===== EXCERPTED RECORDS =====

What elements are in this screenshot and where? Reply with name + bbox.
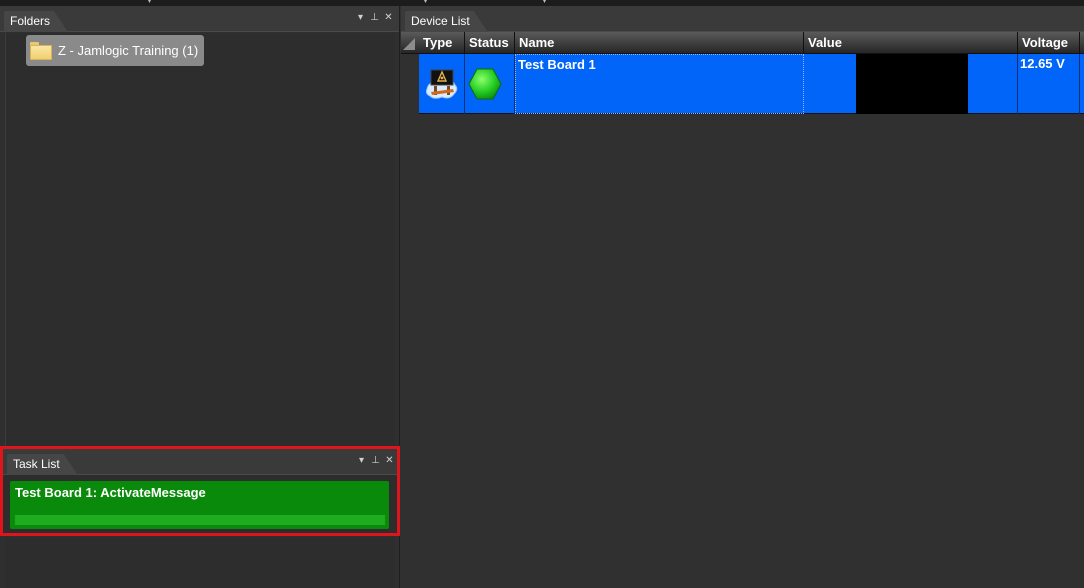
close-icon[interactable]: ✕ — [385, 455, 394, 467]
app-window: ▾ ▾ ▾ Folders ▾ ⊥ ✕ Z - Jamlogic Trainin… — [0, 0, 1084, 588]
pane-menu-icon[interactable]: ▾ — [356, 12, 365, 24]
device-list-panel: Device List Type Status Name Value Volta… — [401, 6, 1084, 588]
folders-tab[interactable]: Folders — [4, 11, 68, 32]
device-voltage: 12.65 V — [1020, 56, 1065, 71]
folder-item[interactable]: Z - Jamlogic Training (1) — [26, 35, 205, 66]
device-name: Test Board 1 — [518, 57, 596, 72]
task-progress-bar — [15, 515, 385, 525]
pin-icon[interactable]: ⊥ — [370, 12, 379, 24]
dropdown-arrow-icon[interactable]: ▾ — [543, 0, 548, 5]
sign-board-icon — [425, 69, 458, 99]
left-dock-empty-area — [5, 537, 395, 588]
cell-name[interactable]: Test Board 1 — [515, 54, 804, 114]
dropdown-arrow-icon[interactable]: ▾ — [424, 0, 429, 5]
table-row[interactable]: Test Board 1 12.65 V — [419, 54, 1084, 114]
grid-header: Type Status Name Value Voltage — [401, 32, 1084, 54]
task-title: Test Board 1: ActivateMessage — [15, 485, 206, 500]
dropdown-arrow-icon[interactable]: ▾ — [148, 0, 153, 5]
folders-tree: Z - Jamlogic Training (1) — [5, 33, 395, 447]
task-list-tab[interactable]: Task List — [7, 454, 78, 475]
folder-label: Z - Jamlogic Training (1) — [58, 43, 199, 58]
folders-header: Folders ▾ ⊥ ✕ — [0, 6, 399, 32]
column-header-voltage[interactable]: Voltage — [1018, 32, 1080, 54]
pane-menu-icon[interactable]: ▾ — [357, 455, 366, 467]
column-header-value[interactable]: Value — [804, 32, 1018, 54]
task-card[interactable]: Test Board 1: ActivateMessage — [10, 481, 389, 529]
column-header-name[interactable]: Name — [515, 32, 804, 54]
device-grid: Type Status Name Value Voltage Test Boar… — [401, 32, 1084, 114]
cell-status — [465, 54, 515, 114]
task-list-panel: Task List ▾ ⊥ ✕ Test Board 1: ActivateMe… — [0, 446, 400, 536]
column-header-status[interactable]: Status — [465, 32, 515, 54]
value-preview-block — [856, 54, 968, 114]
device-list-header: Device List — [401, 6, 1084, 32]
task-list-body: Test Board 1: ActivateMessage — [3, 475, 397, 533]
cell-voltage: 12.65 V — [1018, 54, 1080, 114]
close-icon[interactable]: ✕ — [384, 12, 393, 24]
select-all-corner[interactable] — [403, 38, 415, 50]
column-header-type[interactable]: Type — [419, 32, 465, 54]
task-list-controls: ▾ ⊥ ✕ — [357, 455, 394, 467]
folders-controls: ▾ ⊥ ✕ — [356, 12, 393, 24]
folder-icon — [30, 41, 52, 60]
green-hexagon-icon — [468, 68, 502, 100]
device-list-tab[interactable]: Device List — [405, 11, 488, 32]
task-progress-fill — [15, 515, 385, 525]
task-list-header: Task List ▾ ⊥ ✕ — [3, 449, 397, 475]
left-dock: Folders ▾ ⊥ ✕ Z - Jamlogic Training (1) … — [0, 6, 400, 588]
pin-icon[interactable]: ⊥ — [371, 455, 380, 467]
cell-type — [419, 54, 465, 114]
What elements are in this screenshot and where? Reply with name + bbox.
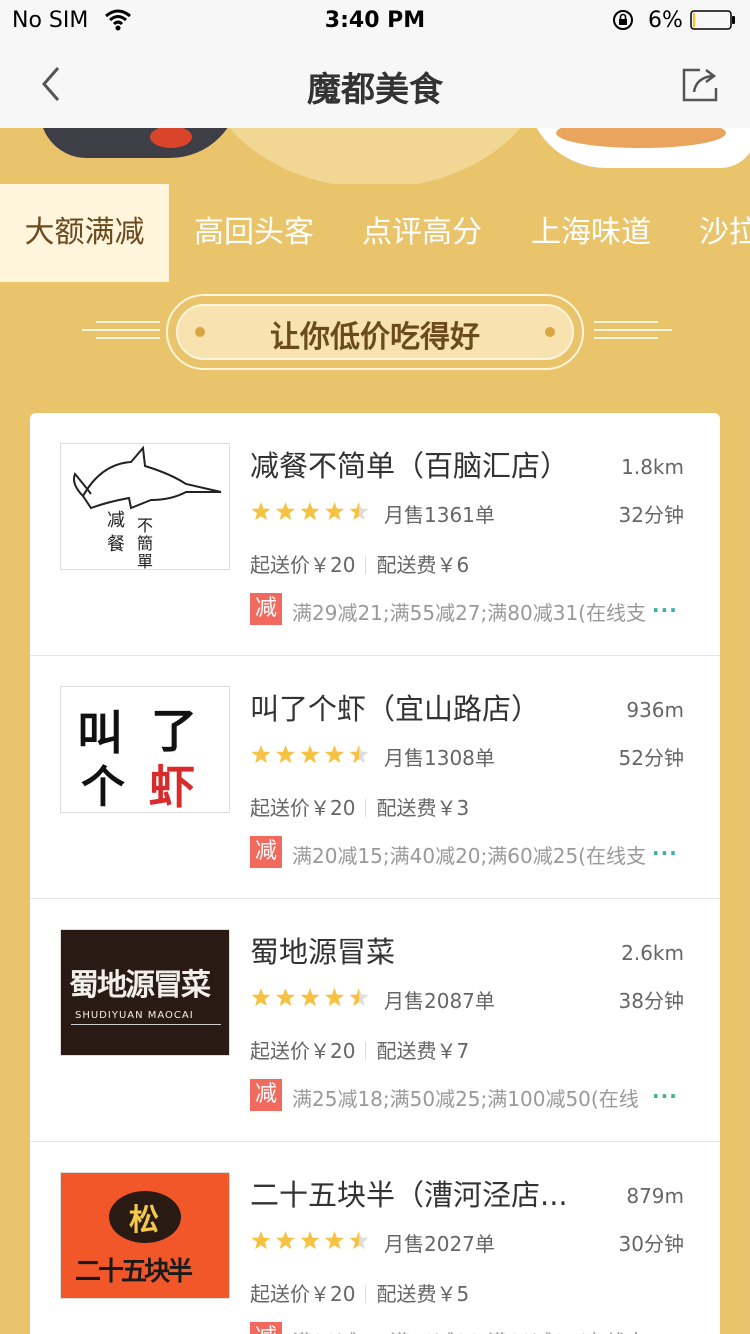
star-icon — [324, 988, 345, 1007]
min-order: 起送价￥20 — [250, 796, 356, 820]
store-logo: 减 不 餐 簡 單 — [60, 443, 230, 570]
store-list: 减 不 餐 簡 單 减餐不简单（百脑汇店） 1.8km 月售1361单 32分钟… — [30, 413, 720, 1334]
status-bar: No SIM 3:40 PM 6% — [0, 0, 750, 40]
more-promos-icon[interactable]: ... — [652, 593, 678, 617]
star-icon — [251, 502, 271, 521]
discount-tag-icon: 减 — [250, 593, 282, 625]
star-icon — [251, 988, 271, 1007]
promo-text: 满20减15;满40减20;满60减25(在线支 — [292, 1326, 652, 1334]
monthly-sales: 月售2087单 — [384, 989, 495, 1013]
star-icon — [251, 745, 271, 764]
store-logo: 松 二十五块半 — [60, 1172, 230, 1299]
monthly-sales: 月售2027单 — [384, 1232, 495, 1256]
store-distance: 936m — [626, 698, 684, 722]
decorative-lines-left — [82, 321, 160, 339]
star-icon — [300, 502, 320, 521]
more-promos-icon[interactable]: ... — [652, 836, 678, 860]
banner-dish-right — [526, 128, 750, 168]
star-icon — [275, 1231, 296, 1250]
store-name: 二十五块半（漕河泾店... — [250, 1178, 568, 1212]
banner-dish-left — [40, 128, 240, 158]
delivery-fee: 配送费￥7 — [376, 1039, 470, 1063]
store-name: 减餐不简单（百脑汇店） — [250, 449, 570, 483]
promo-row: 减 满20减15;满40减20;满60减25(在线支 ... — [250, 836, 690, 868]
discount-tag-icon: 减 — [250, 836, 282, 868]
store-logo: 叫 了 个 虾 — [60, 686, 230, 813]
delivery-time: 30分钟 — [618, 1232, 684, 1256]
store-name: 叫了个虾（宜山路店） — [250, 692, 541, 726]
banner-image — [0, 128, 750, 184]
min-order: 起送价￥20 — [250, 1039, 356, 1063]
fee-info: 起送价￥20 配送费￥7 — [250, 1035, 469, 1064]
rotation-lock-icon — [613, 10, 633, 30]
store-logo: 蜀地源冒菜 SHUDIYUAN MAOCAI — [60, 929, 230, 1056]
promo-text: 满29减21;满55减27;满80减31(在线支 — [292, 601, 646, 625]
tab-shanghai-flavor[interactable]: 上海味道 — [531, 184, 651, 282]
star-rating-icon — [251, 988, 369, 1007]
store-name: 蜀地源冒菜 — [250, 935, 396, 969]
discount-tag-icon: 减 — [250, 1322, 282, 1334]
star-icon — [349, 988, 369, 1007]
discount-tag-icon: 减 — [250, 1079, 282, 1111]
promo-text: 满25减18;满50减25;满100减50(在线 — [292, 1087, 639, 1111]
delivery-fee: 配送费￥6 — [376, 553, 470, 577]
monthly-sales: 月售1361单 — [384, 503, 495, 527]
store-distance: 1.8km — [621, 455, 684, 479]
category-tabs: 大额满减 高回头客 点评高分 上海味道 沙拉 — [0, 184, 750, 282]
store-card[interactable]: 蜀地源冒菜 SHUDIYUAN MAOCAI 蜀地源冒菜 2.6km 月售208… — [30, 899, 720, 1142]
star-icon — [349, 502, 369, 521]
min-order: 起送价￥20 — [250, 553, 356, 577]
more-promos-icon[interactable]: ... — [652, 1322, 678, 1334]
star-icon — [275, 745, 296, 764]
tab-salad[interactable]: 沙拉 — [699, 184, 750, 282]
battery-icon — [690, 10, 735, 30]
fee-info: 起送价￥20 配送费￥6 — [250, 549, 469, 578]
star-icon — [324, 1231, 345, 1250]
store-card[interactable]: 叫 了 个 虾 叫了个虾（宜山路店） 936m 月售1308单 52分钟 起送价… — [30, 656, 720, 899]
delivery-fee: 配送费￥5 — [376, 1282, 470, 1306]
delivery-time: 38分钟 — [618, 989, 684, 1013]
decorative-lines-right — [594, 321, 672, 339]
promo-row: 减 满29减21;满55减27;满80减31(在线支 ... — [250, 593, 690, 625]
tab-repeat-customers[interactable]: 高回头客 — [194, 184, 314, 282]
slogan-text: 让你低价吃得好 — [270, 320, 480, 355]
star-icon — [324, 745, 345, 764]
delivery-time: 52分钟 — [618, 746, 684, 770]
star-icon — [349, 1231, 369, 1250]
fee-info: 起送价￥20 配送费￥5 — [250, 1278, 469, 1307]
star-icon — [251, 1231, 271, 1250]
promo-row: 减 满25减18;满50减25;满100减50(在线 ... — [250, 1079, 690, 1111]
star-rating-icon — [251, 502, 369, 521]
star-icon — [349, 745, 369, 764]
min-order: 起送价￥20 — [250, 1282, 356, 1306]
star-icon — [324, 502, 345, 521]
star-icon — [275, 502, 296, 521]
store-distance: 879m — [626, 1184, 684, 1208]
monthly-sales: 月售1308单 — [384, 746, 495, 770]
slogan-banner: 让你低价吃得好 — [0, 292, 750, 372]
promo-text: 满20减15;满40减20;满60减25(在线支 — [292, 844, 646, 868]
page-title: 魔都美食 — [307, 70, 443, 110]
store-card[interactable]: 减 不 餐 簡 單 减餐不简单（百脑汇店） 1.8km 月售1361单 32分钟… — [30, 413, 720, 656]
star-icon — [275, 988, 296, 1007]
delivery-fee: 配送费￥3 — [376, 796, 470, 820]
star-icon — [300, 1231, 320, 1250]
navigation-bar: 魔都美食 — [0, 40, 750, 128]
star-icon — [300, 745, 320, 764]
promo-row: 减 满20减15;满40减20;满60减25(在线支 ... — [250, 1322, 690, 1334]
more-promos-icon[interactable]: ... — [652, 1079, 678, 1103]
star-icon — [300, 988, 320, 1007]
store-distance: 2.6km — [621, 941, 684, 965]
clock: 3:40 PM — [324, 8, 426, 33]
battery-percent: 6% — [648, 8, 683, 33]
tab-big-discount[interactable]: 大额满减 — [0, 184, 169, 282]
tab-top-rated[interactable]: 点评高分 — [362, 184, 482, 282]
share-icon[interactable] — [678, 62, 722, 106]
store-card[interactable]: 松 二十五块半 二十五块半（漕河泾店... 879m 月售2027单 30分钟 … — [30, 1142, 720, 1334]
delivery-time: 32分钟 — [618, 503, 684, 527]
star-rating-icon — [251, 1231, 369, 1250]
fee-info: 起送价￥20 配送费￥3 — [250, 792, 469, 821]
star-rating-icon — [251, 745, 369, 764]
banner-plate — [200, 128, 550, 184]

=====

Starting with the line containing "star-icon — [324, 988, 345, 1007]" and continuing through the line containing "star-icon — [300, 502, 320, 521]", write those lines out again with "monthly-sales" replaced by "order-count" and nothing else changed.

star-icon — [324, 988, 345, 1007]
min-order: 起送价￥20 — [250, 796, 356, 820]
store-logo: 减 不 餐 簡 單 — [60, 443, 230, 570]
store-list: 减 不 餐 簡 單 减餐不简单（百脑汇店） 1.8km 月售1361单 32分钟… — [30, 413, 720, 1334]
status-bar: No SIM 3:40 PM 6% — [0, 0, 750, 40]
more-promos-icon[interactable]: ... — [652, 593, 678, 617]
star-icon — [251, 502, 271, 521]
discount-tag-icon: 减 — [250, 593, 282, 625]
star-icon — [251, 988, 271, 1007]
promo-text: 满20减15;满40减20;满60减25(在线支 — [292, 1326, 652, 1334]
order-count: 月售2087单 — [384, 989, 495, 1013]
star-icon — [251, 745, 271, 764]
store-logo: 松 二十五块半 — [60, 1172, 230, 1299]
order-count: 月售2027单 — [384, 1232, 495, 1256]
store-distance: 936m — [626, 698, 684, 722]
decorative-lines-left — [82, 321, 160, 339]
star-icon — [300, 502, 320, 521]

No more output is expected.